PROBLEM DESCRIPTION => Your task is to copy the listing exactly. Drop any pictures from the copy.

DATASET RECORDS =>
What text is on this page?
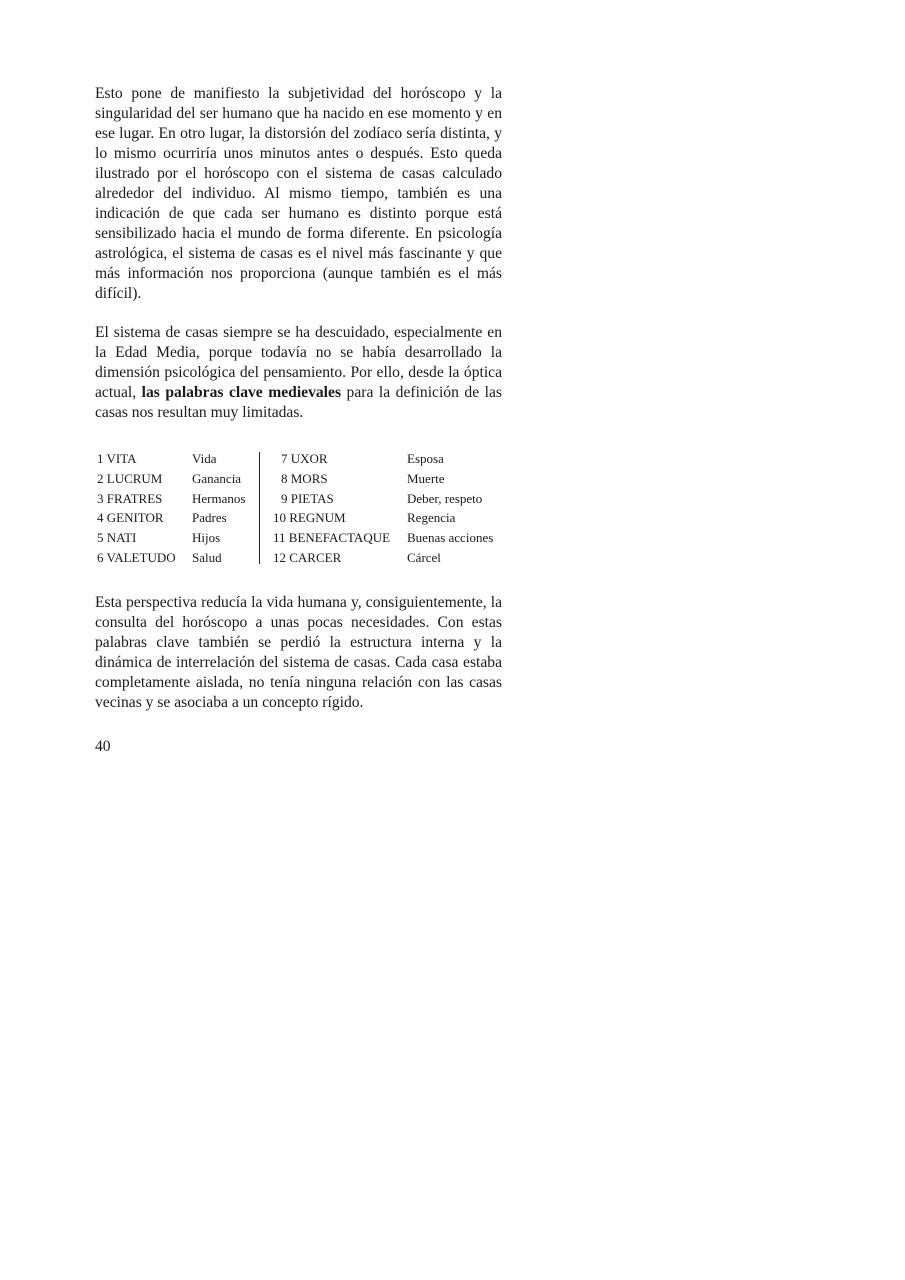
Esto pone de manifiesto la subjetividad del horóscopo y la singularidad del ser humano que ha nacido en ese momento y en ese lugar. En otro lugar, la distorsión del zodíaco sería distinta, y lo mismo ocurriría unos minutos antes o después. Esto queda ilustrado por el horóscopo con el sistema de casas calculado alrededor del individuo. Al mismo tiempo, también es una indicación de que cada ser humano es distinto porque está sensibilizado hacia el mundo de forma diferente. En psicología astrológica, el sistema de casas es el nivel más fascinante y que más información nos proporciona (aunque también es el más difícil).

El sistema de casas siempre se ha descuidado, especialmente en la Edad Media, porque todavía no se había desarrollado la dimensión psicológica del pensamiento. Por ello, desde la óptica actual, las palabras clave medievales para la definición de las casas nos resultan muy limitadas.

1 VITA
2 LUCRUM
3 FRATRES
4 GENITOR
5 NATI
6 VALETUDO
Vida
Ganancia
Hermanos
Padres
Hijos
Salud
7 UXOR
8 MORS
9 PIETAS
10 REGNUM
11 BENEFACTAQUE
12 CARCER
Esposa
Muerte
Deber, respeto
Regencia
Buenas acciones
Cárcel

Esta perspectiva reducía la vida humana y, consiguientemente, la consulta del horóscopo a unas pocas necesidades. Con estas palabras clave también se perdió la estructura interna y la dinámica de interrelación del sistema de casas. Cada casa estaba completamente aislada, no tenía ninguna relación con las casas vecinas y se asociaba a un concepto rígido.

40
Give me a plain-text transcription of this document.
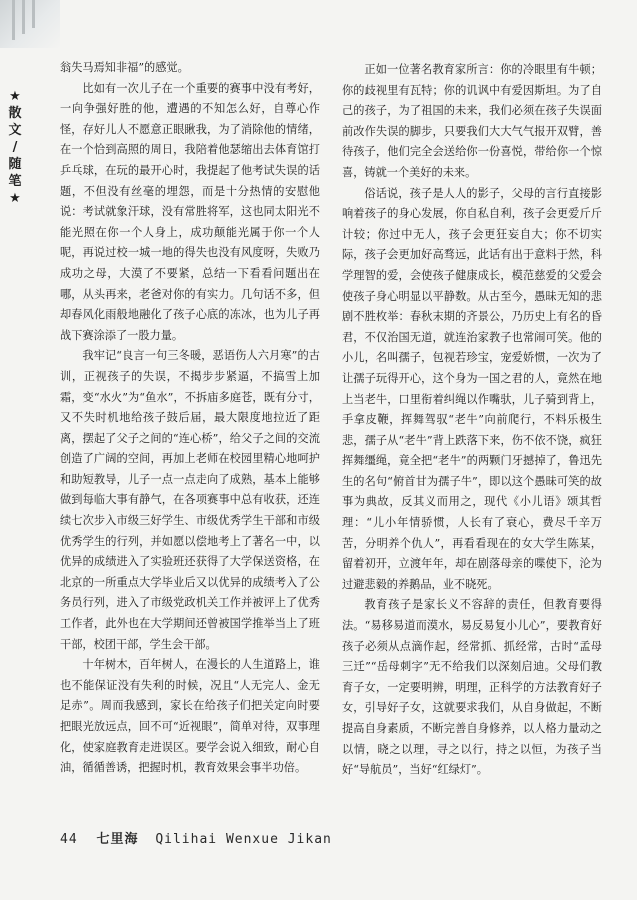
★
散
文
/
随
笔
★

翁失马焉知非福”的感觉。

比如有一次儿子在一个重要的赛事中没有考好，一向争强好胜的他，遭遇的不知怎么好，自尊心作怪，存好儿人不愿意正眼瞅我，为了消除他的情绪，在一个恰到高照的周日，我陪着他瑟缩出去体育馆打乒乓球，在玩的最开心时，我提起了他考试失误的话题，不但没有丝毫的埋怨，而是十分热情的安慰他说：考试就象汗球，没有常胜将军，这也同太阳光不能光照在你一个人身上，成功颠能光属于你一个人呢，再说过校一城一地的得失也没有风度呀，失败乃成功之母，大漠了不要紧，总结一下看看问题出在哪，从头再来，老爸对你的有实力。几句话不多，但却春风化雨般地融化了孩子心底的冻冰，也为儿子再战下赛涂添了一股力量。

我牢记“良言一句三冬暖，恶语伤人六月寒”的古训，正视孩子的失误，不揭步步紧逼，不搞雪上加霜，变“水火”为“鱼水”，不拆庙多庭苍，既有分寸，又不失时机地给孩子鼓后届，最大限度地拉近了距离，摆起了父子之间的“连心桥”，给父子之间的交流创造了广阔的空间，再加上老师在校园里精心地呵护和助短教导，儿子一点一点走向了成熟，基本上能够做到每临大事有静气，在各项赛事中总有收获，还连续七次步入市级三好学生、市级优秀学生干部和市级优秀学生的行列，并如愿以偿地考上了著名一中，以优异的成绩进入了实验班还获得了大学保送资格，在北京的一所重点大学毕业后又以优异的成绩考入了公务员行列，进入了市级党政机关工作并被评上了优秀工作者，此外也在大学期间还曾被国学推举当上了班干部，校团干部，学生会干部。

十年树木，百年树人，在漫长的人生道路上，谁也不能保证没有失利的时候，况且“人无完人、金无足赤”。周而我感到，家长在给孩子们把关定向时要把眼光放远点，回不可“近视眼”，简单对待，双事理化，使家庭教育走进误区。要学会说入细致，耐心自油，循循善诱，把握时机，教育效果会事半功倍。

正如一位著名教育家所言：你的冷眼里有牛顿；你的歧视里有瓦特；你的讥讽中有爱因斯坦。为了自己的孩子，为了祖国的未来，我们必须在孩子失误面前改作失误的脚步，只要我们大大气气报开双臂，善待孩子，他们完全会送给你一份喜悦，带给你一个惊喜，铸就一个美好的未来。

俗话说，孩子是人人的影子，父母的言行直接影响着孩子的身心发展，你自私自利，孩子会更爱斤斤计较；你过中无人，孩子会更狂妄自大；你不切实际，孩子会更加好高骛远，此话有出于意料于然，科学理智的爱，会使孩子健康成长，模范慈爱的父爱会使孩子身心明显以平静数。从古至今，愚昧无知的悲剧不胜枚举：春秋末期的齐景公，乃历史上有名的昏君，不仅治国无道，就连治家教子也常闹可笑。他的小儿，名叫孺子，包视若珍宝，宠爱娇惯，一次为了让孺子玩得开心，这个身为一国之君的人，竟然在地上当老牛，口里衔着纠绳以作嘴驮，儿子骑到背上，手拿皮鞭，挥舞驾驭“老牛”向前爬行，不料乐极生悲，孺子从“老牛”背上跌落下来，伤不依不饶，疯狂挥舞缰绳，竟全把“老牛”的两颗门牙撼掉了，鲁迅先生的名句“俯首甘为孺子牛”，即以这个愚昧可笑的故事为典故，反其义而用之，现代《小儿语》颂其哲理：“儿小年情骄惯，人长有了衰心，费尽千辛万苦，分明养个仇人”，再看看现在的女大学生陈某，留着初开，立渡年年，却在剧落母亲的喋使下，沦为过避悲毅的养鹅品，业不晓死。

教育孩子是家长义不容辞的责任，但教育要得法。“易移易道而漠水，易反易复小儿心”，要教育好孩子必须从点滴作起，经常抓、抓经常，古时“孟母三迁”“岳母刺字”无不给我们以深刻启迪。父母们教育子女，一定要明辨，明理，正科学的方法教育好子女，引导好子女，这就要求我们，从自身做起，不断提高自身素质，不断完善自身修养，以人格力量动之以情，晓之以理，寻之以行，持之以恒，为孩子当好“导航员”，当好“红绿灯”。

44 七里海 Qilihai Wenxue Jikan
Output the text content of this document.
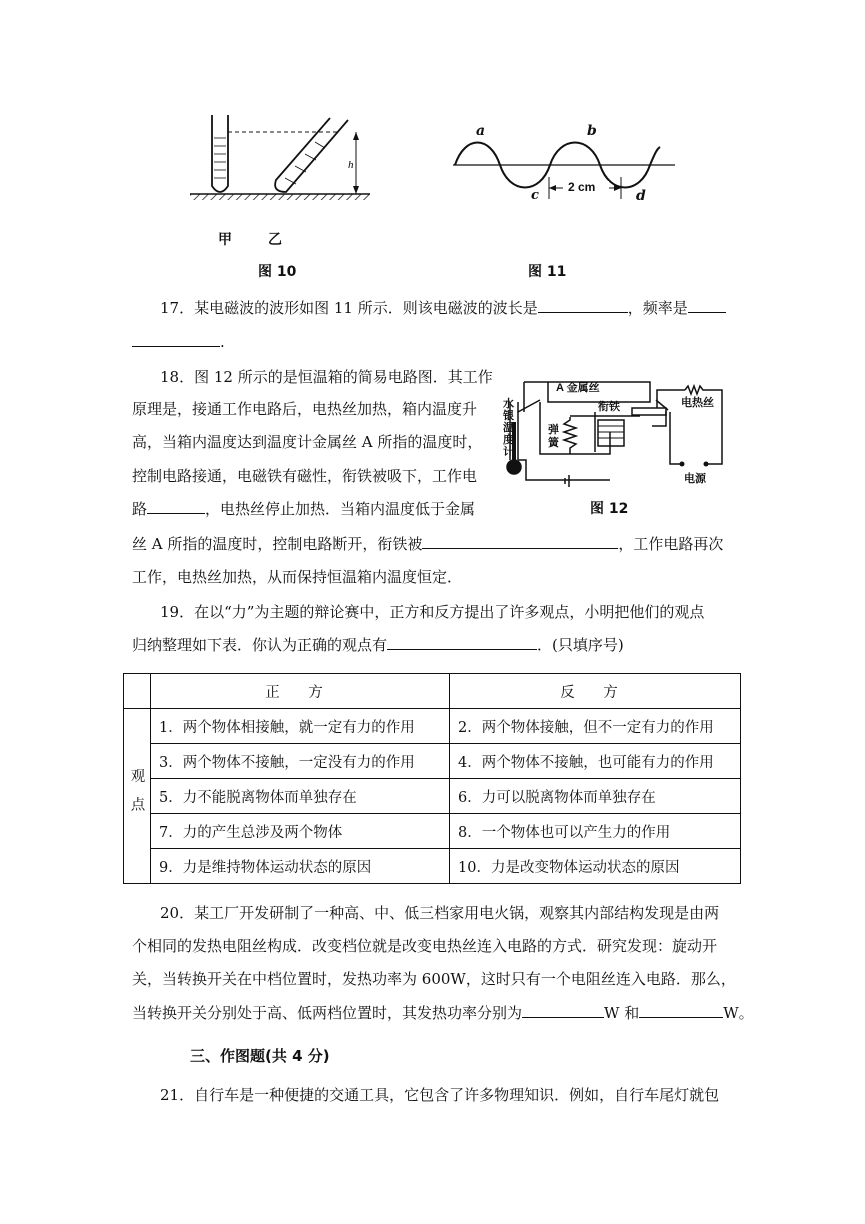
h
甲	乙
图 10
a	b
c	d
2 cm
图 11
17．某电磁波的波形如图 11 所示．则该电磁波的波长是	，频率是
.
18．图 12 所示的是恒温箱的简易电路图．其工作
原理是，接通工作电路后，电热丝加热，箱内温度升
高，当箱内温度达到温度计金属丝 A 所指的温度时，
控制电路接通，电磁铁有磁性，衔铁被吸下，工作电
路	，电热丝停止加热．当箱内温度低于金属
丝 A 所指的温度时，控制电路断开，衔铁被	，工作电路再次
工作，电热丝加热，从而保持恒温箱内温度恒定．
A 金属丝
水银温度计
衔铁	电热丝
弹簧
电源
图 12
19．在以“力”为主题的辩论赛中，正方和反方提出了许多观点，小明把他们的观点
归纳整理如下表．你认为正确的观点有	．(只填序号)
	正 方	反 方
观点	1．两个物体相接触，就一定有力的作用	2．两个物体接触，但不一定有力的作用
	3．两个物体不接触，一定没有力的作用	4．两个物体不接触，也可能有力的作用
	5．力不能脱离物体而单独存在	6．力可以脱离物体而单独存在
	7．力的产生总涉及两个物体	8．一个物体也可以产生力的作用
	9．力是维持物体运动状态的原因	10．力是改变物体运动状态的原因
20．某工厂开发研制了一种高、中、低三档家用电火锅，观察其内部结构发现是由两
个相同的发热电阻丝构成．改变档位就是改变电热丝连入电路的方式．研究发现：旋动开
关，当转换开关在中档位置时，发热功率为 600W，这时只有一个电阻丝连入电路．那么，
当转换开关分别处于高、低两档位置时，其发热功率分别为	W 和	W。
三、作图题(共 4 分)
21．自行车是一种便捷的交通工具，它包含了许多物理知识．例如，自行车尾灯就包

ANSWER TO THE PROBLEM =>
What text is on this page?
Esto pone de manifiesto la subjetividad del horóscopo y la singularidad del ser humano que ha nacido en ese momento y en ese lugar. En otro lugar, la distorsión del zodíaco sería distinta, y lo mismo ocurriría unos minutos antes o después. Esto queda ilustrado por el horóscopo con el sistema de casas calculado alrededor del individuo. Al mismo tiempo, también es una indicación de que cada ser humano es distinto porque está sensibilizado hacia el mundo de forma diferente. En psicología astrológica, el sistema de casas es el nivel más fascinante y que más información nos proporciona (aunque también es el más difícil).

El sistema de casas siempre se ha descuidado, especialmente en la Edad Media, porque todavía no se había desarrollado la dimensión psicológica del pensamiento. Por ello, desde la óptica actual, las palabras clave medievales para la definición de las casas nos resultan muy limitadas.

1 VITA
2 LUCRUM
3 FRATRES
4 GENITOR
5 NATI
6 VALETUDO
Vida
Ganancia
Hermanos
Padres
Hijos
Salud
7 UXOR
8 MORS
9 PIETAS
10 REGNUM
11 BENEFACTAQUE
12 CARCER
Esposa
Muerte
Deber, respeto
Regencia
Buenas acciones
Cárcel

Esta perspectiva reducía la vida humana y, consiguientemente, la consulta del horóscopo a unas pocas necesidades. Con estas palabras clave también se perdió la estructura interna y la dinámica de interrelación del sistema de casas. Cada casa estaba completamente aislada, no tenía ninguna relación con las casas vecinas y se asociaba a un concepto rígido.

40
Give me a plain-text transcription of this document.
★
散
文
/
随
笔
★

翁失马焉知非福”的感觉。

比如有一次儿子在一个重要的赛事中没有考好，一向争强好胜的他，遭遇的不知怎么好，自尊心作怪，存好儿人不愿意正眼瞅我，为了消除他的情绪，在一个恰到高照的周日，我陪着他瑟缩出去体育馆打乒乓球，在玩的最开心时，我提起了他考试失误的话题，不但没有丝毫的埋怨，而是十分热情的安慰他说：考试就象汗球，没有常胜将军，这也同太阳光不能光照在你一个人身上，成功颠能光属于你一个人呢，再说过校一城一地的得失也没有风度呀，失败乃成功之母，大漠了不要紧，总结一下看看问题出在哪，从头再来，老爸对你的有实力。几句话不多，但却春风化雨般地融化了孩子心底的冻冰，也为儿子再战下赛涂添了一股力量。

我牢记“良言一句三冬暖，恶语伤人六月寒”的古训，正视孩子的失误，不揭步步紧逼，不搞雪上加霜，变“水火”为“鱼水”，不拆庙多庭苍，既有分寸，又不失时机地给孩子鼓后届，最大限度地拉近了距离，摆起了父子之间的“连心桥”，给父子之间的交流创造了广阔的空间，再加上老师在校园里精心地呵护和助短教导，儿子一点一点走向了成熟，基本上能够做到每临大事有静气，在各项赛事中总有收获，还连续七次步入市级三好学生、市级优秀学生干部和市级优秀学生的行列，并如愿以偿地考上了著名一中，以优异的成绩进入了实验班还获得了大学保送资格，在北京的一所重点大学毕业后又以优异的成绩考入了公务员行列，进入了市级党政机关工作并被评上了优秀工作者，此外也在大学期间还曾被国学推举当上了班干部，校团干部，学生会干部。

十年树木，百年树人，在漫长的人生道路上，谁也不能保证没有失利的时候，况且“人无完人、金无足赤”。周而我感到，家长在给孩子们把关定向时要把眼光放远点，回不可“近视眼”，简单对待，双事理化，使家庭教育走进误区。要学会说入细致，耐心自油，循循善诱，把握时机，教育效果会事半功倍。

正如一位著名教育家所言：你的冷眼里有牛顿；你的歧视里有瓦特；你的讥讽中有爱因斯坦。为了自己的孩子，为了祖国的未来，我们必须在孩子失误面前改作失误的脚步，只要我们大大气气报开双臂，善待孩子，他们完全会送给你一份喜悦，带给你一个惊喜，铸就一个美好的未来。

俗话说，孩子是人人的影子，父母的言行直接影响着孩子的身心发展，你自私自利，孩子会更爱斤斤计较；你过中无人，孩子会更狂妄自大；你不切实际，孩子会更加好高骛远，此话有出于意料于然，科学理智的爱，会使孩子健康成长，模范慈爱的父爱会使孩子身心明显以平静数。从古至今，愚昧无知的悲剧不胜枚举：春秋末期的齐景公，乃历史上有名的昏君，不仅治国无道，就连治家教子也常闹可笑。他的小儿，名叫孺子，包视若珍宝，宠爱娇惯，一次为了让孺子玩得开心，这个身为一国之君的人，竟然在地上当老牛，口里衔着纠绳以作嘴驮，儿子骑到背上，手拿皮鞭，挥舞驾驭“老牛”向前爬行，不料乐极生悲，孺子从“老牛”背上跌落下来，伤不依不饶，疯狂挥舞缰绳，竟全把“老牛”的两颗门牙撼掉了，鲁迅先生的名句“俯首甘为孺子牛”，即以这个愚昧可笑的故事为典故，反其义而用之，现代《小儿语》颂其哲理：“儿小年情骄惯，人长有了衰心，费尽千辛万苦，分明养个仇人”，再看看现在的女大学生陈某，留着初开，立渡年年，却在剧落母亲的喋使下，沦为过避悲毅的养鹅品，业不晓死。

教育孩子是家长义不容辞的责任，但教育要得法。“易移易道而漠水，易反易复小儿心”，要教育好孩子必须从点滴作起，经常抓、抓经常，古时“孟母三迁”“岳母刺字”无不给我们以深刻启迪。父母们教育子女，一定要明辨，明理，正科学的方法教育好子女，引导好子女，这就要求我们，从自身做起，不断提高自身素质，不断完善自身修养，以人格力量动之以情，晓之以理，寻之以行，持之以恒，为孩子当好“导航员”，当好“红绿灯”。

44 七里海 Qilihai Wenxue Jikan
Output the text content of this document.
h
甲	乙
图 10
a	b
c	d
2 cm
图 11
17．某电磁波的波形如图 11 所示．则该电磁波的波长是	，频率是
.
18．图 12 所示的是恒温箱的简易电路图．其工作
原理是，接通工作电路后，电热丝加热，箱内温度升
高，当箱内温度达到温度计金属丝 A 所指的温度时，
控制电路接通，电磁铁有磁性，衔铁被吸下，工作电
路	，电热丝停止加热．当箱内温度低于金属
丝 A 所指的温度时，控制电路断开，衔铁被	，工作电路再次
工作，电热丝加热，从而保持恒温箱内温度恒定．
A 金属丝
水银温度计
衔铁	电热丝
弹簧
电源
图 12
19．在以“力”为主题的辩论赛中，正方和反方提出了许多观点，小明把他们的观点
归纳整理如下表．你认为正确的观点有	．(只填序号)
	正 方	反 方
观点	1．两个物体相接触，就一定有力的作用	2．两个物体接触，但不一定有力的作用
	3．两个物体不接触，一定没有力的作用	4．两个物体不接触，也可能有力的作用
	5．力不能脱离物体而单独存在	6．力可以脱离物体而单独存在
	7．力的产生总涉及两个物体	8．一个物体也可以产生力的作用
	9．力是维持物体运动状态的原因	10．力是改变物体运动状态的原因
20．某工厂开发研制了一种高、中、低三档家用电火锅，观察其内部结构发现是由两
个相同的发热电阻丝构成．改变档位就是改变电热丝连入电路的方式．研究发现：旋动开
关，当转换开关在中档位置时，发热功率为 600W，这时只有一个电阻丝连入电路．那么，
当转换开关分别处于高、低两档位置时，其发热功率分别为	W 和	W。
三、作图题(共 4 分)
21．自行车是一种便捷的交通工具，它包含了许多物理知识．例如，自行车尾灯就包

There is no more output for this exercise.